- [Written problem]: Please render the data as a JSON list of strings, one string per line with blank lines omitted. Begin at the first line of the data and stop after the line that contains "footer-rule: [0, 1141, 2078, 1143]".

────────

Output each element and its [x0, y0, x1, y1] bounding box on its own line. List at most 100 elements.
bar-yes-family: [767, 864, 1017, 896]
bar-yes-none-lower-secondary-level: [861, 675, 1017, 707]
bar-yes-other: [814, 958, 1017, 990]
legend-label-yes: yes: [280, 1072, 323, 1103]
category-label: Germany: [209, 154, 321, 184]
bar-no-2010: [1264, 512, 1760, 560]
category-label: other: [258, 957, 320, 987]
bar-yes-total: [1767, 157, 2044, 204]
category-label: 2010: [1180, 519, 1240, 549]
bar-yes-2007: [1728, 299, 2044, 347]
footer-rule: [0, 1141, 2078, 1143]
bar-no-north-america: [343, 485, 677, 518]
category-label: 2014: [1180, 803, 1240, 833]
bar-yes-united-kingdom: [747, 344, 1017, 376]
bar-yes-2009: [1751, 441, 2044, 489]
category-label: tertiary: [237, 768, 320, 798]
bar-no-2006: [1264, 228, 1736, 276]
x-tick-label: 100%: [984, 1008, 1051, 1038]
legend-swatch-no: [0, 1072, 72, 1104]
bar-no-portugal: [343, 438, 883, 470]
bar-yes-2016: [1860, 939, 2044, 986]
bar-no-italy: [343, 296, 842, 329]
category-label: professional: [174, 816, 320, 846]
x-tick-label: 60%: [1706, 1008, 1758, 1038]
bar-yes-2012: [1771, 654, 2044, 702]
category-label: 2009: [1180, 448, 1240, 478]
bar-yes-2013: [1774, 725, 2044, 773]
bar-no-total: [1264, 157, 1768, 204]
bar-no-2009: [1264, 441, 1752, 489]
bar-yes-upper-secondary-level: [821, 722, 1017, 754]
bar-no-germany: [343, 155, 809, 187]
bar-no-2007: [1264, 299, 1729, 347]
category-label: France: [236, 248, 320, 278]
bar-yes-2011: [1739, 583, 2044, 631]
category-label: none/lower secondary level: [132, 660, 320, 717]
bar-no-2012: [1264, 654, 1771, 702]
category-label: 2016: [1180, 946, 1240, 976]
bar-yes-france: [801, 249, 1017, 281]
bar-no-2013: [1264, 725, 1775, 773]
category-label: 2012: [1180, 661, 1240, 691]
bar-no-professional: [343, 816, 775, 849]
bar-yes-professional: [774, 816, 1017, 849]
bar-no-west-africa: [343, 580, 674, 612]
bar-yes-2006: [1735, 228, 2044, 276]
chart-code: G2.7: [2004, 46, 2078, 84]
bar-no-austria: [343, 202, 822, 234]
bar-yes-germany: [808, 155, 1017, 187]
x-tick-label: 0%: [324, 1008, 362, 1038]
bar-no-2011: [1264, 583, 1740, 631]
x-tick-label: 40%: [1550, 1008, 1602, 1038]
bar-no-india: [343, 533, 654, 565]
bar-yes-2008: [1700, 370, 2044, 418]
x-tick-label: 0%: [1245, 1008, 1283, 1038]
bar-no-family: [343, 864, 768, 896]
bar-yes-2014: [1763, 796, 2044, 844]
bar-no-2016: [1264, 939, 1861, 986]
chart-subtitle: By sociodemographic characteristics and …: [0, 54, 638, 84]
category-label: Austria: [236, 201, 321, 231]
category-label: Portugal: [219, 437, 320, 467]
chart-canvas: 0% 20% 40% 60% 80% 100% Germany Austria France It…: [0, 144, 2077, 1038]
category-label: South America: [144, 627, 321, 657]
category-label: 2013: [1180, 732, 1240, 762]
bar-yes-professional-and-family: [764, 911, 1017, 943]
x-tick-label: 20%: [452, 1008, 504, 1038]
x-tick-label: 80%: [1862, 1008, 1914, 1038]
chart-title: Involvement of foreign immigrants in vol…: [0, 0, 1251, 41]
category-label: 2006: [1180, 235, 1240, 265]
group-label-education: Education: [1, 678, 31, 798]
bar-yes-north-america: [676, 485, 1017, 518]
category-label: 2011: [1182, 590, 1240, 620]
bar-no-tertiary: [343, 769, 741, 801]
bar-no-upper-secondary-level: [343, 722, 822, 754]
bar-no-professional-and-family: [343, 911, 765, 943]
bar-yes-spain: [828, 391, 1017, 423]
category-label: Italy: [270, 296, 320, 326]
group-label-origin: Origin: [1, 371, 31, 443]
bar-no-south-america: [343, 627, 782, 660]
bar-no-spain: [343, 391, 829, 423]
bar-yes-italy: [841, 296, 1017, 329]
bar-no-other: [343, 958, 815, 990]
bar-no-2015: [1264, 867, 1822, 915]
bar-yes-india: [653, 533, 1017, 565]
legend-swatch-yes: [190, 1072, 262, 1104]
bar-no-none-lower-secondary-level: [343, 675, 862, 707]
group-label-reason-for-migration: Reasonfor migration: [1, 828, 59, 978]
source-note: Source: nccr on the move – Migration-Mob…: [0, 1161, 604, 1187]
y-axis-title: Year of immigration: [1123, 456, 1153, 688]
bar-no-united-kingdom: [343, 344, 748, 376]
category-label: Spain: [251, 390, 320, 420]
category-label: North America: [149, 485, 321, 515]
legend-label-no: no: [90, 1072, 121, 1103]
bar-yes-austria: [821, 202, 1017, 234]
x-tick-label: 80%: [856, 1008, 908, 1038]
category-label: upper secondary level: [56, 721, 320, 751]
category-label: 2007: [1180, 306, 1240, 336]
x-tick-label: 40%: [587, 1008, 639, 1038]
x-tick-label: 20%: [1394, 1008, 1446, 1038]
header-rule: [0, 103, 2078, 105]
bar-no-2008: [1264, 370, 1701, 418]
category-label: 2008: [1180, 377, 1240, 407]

────────

- [Written answer]:
[
  "Output each element and its [x0, y0, x1, y1] bounding box on its own line. List at most 100 elements.",
  "bar-yes-family: [767, 864, 1017, 896]",
  "bar-yes-none-lower-secondary-level: [861, 675, 1017, 707]",
  "bar-yes-other: [814, 958, 1017, 990]",
  "legend-label-yes: yes: [280, 1072, 323, 1103]",
  "category-label: Germany: [209, 154, 321, 184]",
  "bar-no-2010: [1264, 512, 1760, 560]",
  "category-label: other: [258, 957, 320, 987]",
  "bar-yes-total: [1767, 157, 2044, 204]",
  "category-label: 2010: [1180, 519, 1240, 549]",
  "bar-yes-2007: [1728, 299, 2044, 347]",
  "footer-rule: [0, 1141, 2078, 1143]"
]